[Source passage]
[Start]

We aren’t sure which one used more hair spray, but it’s a safe bet not to touch either of them.

2.  If people look busy, they are. Leave them alone.

See that dog about to go into the ring?  This is not the time to ask the handler a question.   Asking any sort of question moments before entering the ring will earn you a serious case of stink-eye.  From grooming to getting to the correct ring in time to keeping the dog from becoming distracted, handlers have a lot to think about and will not take kindly to you interrupting their well-planned out pre-show routine.. When they’re out of the ring and look unbusy, however, feel free to go over and ask questions; most are very friendly and happy to offer advice.  Note that we say most, because just like in any other arena, there are always going to be assholes. A pro-tip, if you have questions for a specific person watch their ring performance and find something you feel confident in to compliment them on. A simple compliment on their dog is often the first step to a pleasant conversation.

He looks busy.

3. There’s no shame in being a beginner.

Everyone had to start somewhere and if you’re starting here you’re already ahead of the game. Mentors are getting harder to come by for a lot of reasons, so if you’re lucky enough to have one, be grateful. If you’re not, well you’re not alone. That ‘What the hell am I doing here?’ feeling doesn’t go away immediately but eventually you’ll see a pattern. All shows should pretty much work the same way. The key will be knowing what time you’re supposed to be ringside and being there. That schedule you get sent? That’s your bible. Go to the ring first thing when you get there, check in, pickup your number and then you get to wait around. If you’re really confused, figure out who else is in your class and stalk them around in as non-creepy of  a way as possible. Do what they do unless it seems wrong in which case, don’t. Clear as mud? It’s ‘Monkey, see. Monkey, do’.  Unless they’re being an idiot

“This seems like a bad idea.”

4. Ask the Stewards.

[End]

[Objective 1]
Print everything in the layout records from the very first line down to the line containing "- svg-text:160.00: 160.00: [1415, 1002, 1469, 1022]", including both of those lines.
The text and the layout records were taken from unrelated sources.

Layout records
[Start]

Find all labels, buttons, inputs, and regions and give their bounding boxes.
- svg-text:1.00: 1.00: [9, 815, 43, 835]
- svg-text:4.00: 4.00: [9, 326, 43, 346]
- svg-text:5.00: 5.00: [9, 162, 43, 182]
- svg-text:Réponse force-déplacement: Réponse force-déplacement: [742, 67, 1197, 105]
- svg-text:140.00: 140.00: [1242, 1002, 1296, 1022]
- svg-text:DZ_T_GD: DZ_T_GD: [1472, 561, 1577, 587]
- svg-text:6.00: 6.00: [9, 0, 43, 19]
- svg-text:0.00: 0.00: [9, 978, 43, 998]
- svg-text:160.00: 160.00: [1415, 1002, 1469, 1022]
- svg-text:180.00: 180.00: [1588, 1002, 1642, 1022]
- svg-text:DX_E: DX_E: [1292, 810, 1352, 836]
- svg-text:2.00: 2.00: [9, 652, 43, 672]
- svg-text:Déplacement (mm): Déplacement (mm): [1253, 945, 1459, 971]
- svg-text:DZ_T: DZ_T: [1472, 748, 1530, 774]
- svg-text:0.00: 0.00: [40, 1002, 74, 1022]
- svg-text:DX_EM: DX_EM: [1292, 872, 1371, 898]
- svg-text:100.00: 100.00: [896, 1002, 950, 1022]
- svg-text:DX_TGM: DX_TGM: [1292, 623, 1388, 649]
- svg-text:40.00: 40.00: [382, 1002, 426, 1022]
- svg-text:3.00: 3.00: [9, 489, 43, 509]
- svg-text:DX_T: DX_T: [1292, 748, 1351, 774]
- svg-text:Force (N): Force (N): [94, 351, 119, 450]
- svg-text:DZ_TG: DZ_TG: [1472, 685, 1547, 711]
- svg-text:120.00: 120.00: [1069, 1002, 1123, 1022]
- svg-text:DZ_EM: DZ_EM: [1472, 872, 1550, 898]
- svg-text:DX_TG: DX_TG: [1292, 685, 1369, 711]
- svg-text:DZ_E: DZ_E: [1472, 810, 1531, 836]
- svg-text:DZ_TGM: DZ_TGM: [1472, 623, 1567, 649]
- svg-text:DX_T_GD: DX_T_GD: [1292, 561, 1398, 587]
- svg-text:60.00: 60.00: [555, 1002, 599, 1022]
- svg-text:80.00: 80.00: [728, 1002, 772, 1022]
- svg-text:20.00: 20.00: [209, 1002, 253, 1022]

[End]

[Objective 2]
Output everything in the dog show advice passage from "See that dog" down to "a pleasant conversation.", copying it word for word.

[Worked answer 1]
Find all labels, buttons, inputs, and regions and give their bounding boxes.
- svg-text:1.00: 1.00: [9, 815, 43, 835]
- svg-text:4.00: 4.00: [9, 326, 43, 346]
- svg-text:5.00: 5.00: [9, 162, 43, 182]
- svg-text:Réponse force-déplacement: Réponse force-déplacement: [742, 67, 1197, 105]
- svg-text:140.00: 140.00: [1242, 1002, 1296, 1022]
- svg-text:DZ_T_GD: DZ_T_GD: [1472, 561, 1577, 587]
- svg-text:6.00: 6.00: [9, 0, 43, 19]
- svg-text:0.00: 0.00: [9, 978, 43, 998]
- svg-text:160.00: 160.00: [1415, 1002, 1469, 1022]

[Worked answer 2]
See that dog about to go into the ring?  This is not the time to ask the handler a question.   Asking any sort of question moments before entering the ring will earn you a serious case of stink-eye.  From grooming to getting to the correct ring in time to keeping the dog from becoming distracted, handlers have a lot to think about and will not take kindly to you interrupting their well-planned out pre-show routine.. When they’re out of the ring and look unbusy, however, feel free to go over and ask questions; most are very friendly and happy to offer advice.  Note that we say most, because just like in any other arena, there are always going to be assholes. A pro-tip, if you have questions for a specific person watch their ring performance and find something you feel confident in to compliment them on. A simple compliment on their dog is often the first step to a pleasant conversation.